Excerpt -
What sort of conflict? And what are you expecting him to say?

The only outcome you can be hoping for is he says he reciprocates your feelings and at that point you trash your marriage and your business.

If you love your husband there’s no job so amazing it’s more important to you than protecting and investing in your marriage.

If you respect your husband you don’t tell other men you love them.

AnneLovesGilbert · 05/05/2023 15:15

I can’t imagine life without this job it’s so good.

Can you imagine life without your marriage?

momtoboys · 05/05/2023 15:16

For the love of all that is holy....DO NOT TELL THEM! I can almost promise you that it will end in terrible embarrassment for both parties.

Frankbutchersfangs · 05/05/2023 15:16

daisychazz · 05/05/2023 15:13

I just want the feelings to stop. I don’t know how to make them stop apart from not seeing colleague, and that means giving up the job. I can’t imagine life without this job it’s so good.

Just to chime in, if you tell him and he is mortified and/or doesn't reciprocate, it will make working with him even harder. If you think it is awkward now, imagine how you will feel in the above scenario.

daisychazz · 05/05/2023 15:18

AnneLovesGilbert · 05/05/2023 15:14

What sort of conflict? And what are you expecting him to say?

The only outcome you can be hoping for is he says he reciprocates your feelings and at that point you trash your marriage and your business.

If you love your husband there’s no job so amazing it’s more important to you than protecting and investing in your marriage.

If you respect your husband you don’t tell other men you love them.

Sometimes I over react to things he says/does. Because of my feelings.

OP posts:
daisychazz · 05/05/2023 15:19

AnneLovesGilbert · 05/05/2023 15:15

I can’t imagine life without this job it’s so good.

Can you imagine life without your marriage?

No.
My marriage is more important than anything.

OP posts:
twizzlesx · 05/05/2023 15:19

I don't think you're being honest that you don't want anything to happen. The only reason you would be telling him is to find out if he feels the same way and then act on it.

Have you considered how much more uncomfortable and awkward it would be if you tell him how you feel and he doesn't feel the same way, then you keep working together?

Or do you feel quite certain he feels the same way?

Be completely honest with yourself.

You made a marriage vow, crushes come and go.

MWNA · 05/05/2023 15:20

You're being a massive drama llama.
Telling him serves no purpose. It's just that preparing to do it is exciting and addictive and all part of the obsession.

If you hope it will make your feelings disappear, you're wrong. Only wrecking your life will make that happen. Don't be so daft! Just be a grown up and keep your gob closed and stop chasing the high.

teaandtoastwithmarmite · 05/05/2023 15:20

Please don't tell him. It will makes things awkward if he doesn't feel the same way and if he does - would you have an affair?

Using the information -
[1] Translate this sentence from the forum thread into Spanish: "If you respect your husband you don’t tell other men you love them."
[2] Reproduce the forum thread word for word between "Frankbutchersfangs · 05/05/2023" and "job. I can’t imagine life without this job it’s so good.", inclusive.
Rely on the forum thread alone.

Records supplied -
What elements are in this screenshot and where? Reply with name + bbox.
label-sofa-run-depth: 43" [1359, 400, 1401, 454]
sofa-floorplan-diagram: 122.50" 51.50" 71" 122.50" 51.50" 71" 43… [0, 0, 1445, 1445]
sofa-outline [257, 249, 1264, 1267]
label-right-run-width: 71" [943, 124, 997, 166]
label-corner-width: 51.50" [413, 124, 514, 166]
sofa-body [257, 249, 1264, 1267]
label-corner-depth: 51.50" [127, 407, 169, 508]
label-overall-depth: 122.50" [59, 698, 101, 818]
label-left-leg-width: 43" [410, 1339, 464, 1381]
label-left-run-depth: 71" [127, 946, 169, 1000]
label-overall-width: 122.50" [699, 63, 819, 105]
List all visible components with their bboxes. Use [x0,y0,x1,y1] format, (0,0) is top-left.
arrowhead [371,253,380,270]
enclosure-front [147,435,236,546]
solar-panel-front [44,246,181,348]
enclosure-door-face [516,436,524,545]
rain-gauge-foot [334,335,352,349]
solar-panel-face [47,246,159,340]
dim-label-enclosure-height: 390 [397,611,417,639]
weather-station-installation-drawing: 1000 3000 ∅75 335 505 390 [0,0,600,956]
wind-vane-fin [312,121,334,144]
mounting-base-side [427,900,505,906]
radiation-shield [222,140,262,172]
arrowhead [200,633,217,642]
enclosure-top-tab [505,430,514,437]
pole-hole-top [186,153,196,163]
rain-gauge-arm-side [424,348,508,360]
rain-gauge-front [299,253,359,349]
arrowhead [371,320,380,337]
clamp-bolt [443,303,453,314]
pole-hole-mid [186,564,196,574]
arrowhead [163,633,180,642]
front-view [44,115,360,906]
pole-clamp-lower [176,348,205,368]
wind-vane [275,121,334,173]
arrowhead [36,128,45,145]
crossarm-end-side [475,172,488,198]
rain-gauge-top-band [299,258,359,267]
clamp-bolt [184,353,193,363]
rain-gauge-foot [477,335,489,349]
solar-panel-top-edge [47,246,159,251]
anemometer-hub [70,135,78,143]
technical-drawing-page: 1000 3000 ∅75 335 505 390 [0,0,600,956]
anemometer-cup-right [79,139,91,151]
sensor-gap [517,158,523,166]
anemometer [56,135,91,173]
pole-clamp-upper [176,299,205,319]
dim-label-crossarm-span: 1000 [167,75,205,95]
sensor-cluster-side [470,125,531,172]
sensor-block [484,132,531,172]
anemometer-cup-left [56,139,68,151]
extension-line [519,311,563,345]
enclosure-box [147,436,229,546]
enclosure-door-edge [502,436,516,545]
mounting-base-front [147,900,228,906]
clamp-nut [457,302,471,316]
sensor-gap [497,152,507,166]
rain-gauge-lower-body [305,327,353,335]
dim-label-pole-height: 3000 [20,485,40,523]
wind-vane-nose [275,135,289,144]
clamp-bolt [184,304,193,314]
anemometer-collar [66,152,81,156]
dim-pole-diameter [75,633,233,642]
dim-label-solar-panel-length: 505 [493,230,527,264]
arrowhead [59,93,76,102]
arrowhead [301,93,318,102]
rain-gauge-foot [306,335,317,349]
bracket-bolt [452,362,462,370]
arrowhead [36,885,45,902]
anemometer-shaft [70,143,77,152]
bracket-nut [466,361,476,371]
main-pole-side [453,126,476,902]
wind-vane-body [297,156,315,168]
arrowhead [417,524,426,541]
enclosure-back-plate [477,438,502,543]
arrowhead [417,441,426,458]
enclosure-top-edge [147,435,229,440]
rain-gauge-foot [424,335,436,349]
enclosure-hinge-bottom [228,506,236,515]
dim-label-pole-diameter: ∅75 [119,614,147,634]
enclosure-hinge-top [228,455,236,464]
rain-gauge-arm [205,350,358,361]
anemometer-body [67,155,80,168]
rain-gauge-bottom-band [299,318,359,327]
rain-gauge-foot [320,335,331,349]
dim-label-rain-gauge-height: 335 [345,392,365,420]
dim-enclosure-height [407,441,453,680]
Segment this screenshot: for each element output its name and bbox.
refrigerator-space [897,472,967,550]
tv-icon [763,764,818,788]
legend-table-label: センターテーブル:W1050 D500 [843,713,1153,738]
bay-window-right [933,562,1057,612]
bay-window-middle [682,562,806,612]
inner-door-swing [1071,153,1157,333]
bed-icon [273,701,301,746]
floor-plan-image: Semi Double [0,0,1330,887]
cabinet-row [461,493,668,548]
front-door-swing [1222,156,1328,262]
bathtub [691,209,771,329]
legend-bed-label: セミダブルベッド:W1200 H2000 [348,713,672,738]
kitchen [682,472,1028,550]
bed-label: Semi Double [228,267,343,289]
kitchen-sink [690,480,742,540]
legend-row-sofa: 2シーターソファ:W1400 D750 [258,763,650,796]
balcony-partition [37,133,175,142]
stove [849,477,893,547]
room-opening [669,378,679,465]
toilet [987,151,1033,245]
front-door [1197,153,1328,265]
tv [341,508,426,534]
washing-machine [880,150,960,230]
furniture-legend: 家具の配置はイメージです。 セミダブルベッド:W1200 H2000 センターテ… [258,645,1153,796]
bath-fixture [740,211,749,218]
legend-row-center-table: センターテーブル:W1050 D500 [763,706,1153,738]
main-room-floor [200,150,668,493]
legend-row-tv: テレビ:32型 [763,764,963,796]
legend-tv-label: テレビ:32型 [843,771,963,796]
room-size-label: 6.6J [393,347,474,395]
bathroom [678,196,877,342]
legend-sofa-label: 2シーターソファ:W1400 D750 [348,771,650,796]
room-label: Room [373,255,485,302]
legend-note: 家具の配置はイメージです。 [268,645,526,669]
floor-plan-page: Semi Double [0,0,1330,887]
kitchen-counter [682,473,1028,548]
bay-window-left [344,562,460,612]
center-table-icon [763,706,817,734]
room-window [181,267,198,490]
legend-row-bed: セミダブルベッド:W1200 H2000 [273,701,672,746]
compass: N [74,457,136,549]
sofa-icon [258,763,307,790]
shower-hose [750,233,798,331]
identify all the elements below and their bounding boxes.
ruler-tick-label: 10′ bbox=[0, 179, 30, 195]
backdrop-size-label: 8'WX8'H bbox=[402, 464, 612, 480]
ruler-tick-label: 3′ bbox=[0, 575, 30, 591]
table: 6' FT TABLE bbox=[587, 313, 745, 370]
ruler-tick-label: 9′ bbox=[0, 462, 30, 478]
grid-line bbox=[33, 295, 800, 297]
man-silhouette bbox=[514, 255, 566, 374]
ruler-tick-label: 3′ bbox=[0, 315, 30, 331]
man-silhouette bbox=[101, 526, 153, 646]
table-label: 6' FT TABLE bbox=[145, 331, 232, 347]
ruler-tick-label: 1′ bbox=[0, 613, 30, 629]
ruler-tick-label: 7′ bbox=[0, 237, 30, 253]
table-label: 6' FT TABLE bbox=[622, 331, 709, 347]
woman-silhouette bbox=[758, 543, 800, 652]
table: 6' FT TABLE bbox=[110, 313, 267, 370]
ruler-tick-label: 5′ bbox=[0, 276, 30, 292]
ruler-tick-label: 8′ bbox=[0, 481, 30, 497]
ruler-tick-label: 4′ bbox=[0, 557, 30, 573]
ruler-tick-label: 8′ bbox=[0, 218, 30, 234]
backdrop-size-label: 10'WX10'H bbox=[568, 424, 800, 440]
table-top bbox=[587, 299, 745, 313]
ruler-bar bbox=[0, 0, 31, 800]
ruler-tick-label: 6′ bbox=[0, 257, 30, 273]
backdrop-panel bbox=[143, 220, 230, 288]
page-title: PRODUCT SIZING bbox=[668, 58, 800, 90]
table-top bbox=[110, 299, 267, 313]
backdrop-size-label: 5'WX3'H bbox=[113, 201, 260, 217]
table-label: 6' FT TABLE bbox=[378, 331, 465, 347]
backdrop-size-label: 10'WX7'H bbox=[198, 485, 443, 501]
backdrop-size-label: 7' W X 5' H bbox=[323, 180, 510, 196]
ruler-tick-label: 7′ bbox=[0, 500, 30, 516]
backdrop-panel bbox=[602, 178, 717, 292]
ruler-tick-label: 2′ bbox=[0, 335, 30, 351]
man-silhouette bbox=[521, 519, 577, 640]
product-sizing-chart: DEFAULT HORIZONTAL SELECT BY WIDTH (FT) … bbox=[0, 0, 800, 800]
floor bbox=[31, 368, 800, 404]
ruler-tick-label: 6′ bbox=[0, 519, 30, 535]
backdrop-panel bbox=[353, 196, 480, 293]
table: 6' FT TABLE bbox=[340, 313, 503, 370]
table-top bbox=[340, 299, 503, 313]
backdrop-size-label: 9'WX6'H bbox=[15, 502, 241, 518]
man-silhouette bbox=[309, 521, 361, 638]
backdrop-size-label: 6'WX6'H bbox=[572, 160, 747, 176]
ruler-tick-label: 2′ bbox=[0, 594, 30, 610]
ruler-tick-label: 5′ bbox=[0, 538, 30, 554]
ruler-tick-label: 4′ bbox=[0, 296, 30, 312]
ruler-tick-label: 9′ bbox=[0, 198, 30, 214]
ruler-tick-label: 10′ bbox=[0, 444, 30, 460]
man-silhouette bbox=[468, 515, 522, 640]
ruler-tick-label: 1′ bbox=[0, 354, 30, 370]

Results of the exercise -
[1] Si respetas a tu marido, no les dices a otros hombres que los amas.

[2]
Frankbutchersfangs · 05/05/2023 15:16

daisychazz · 05/05/2023 15:13

I just want the feelings to stop. I don’t know how to make them stop apart from not seeing colleague, and that means giving up the job. I can’t imagine life without this job it’s so good.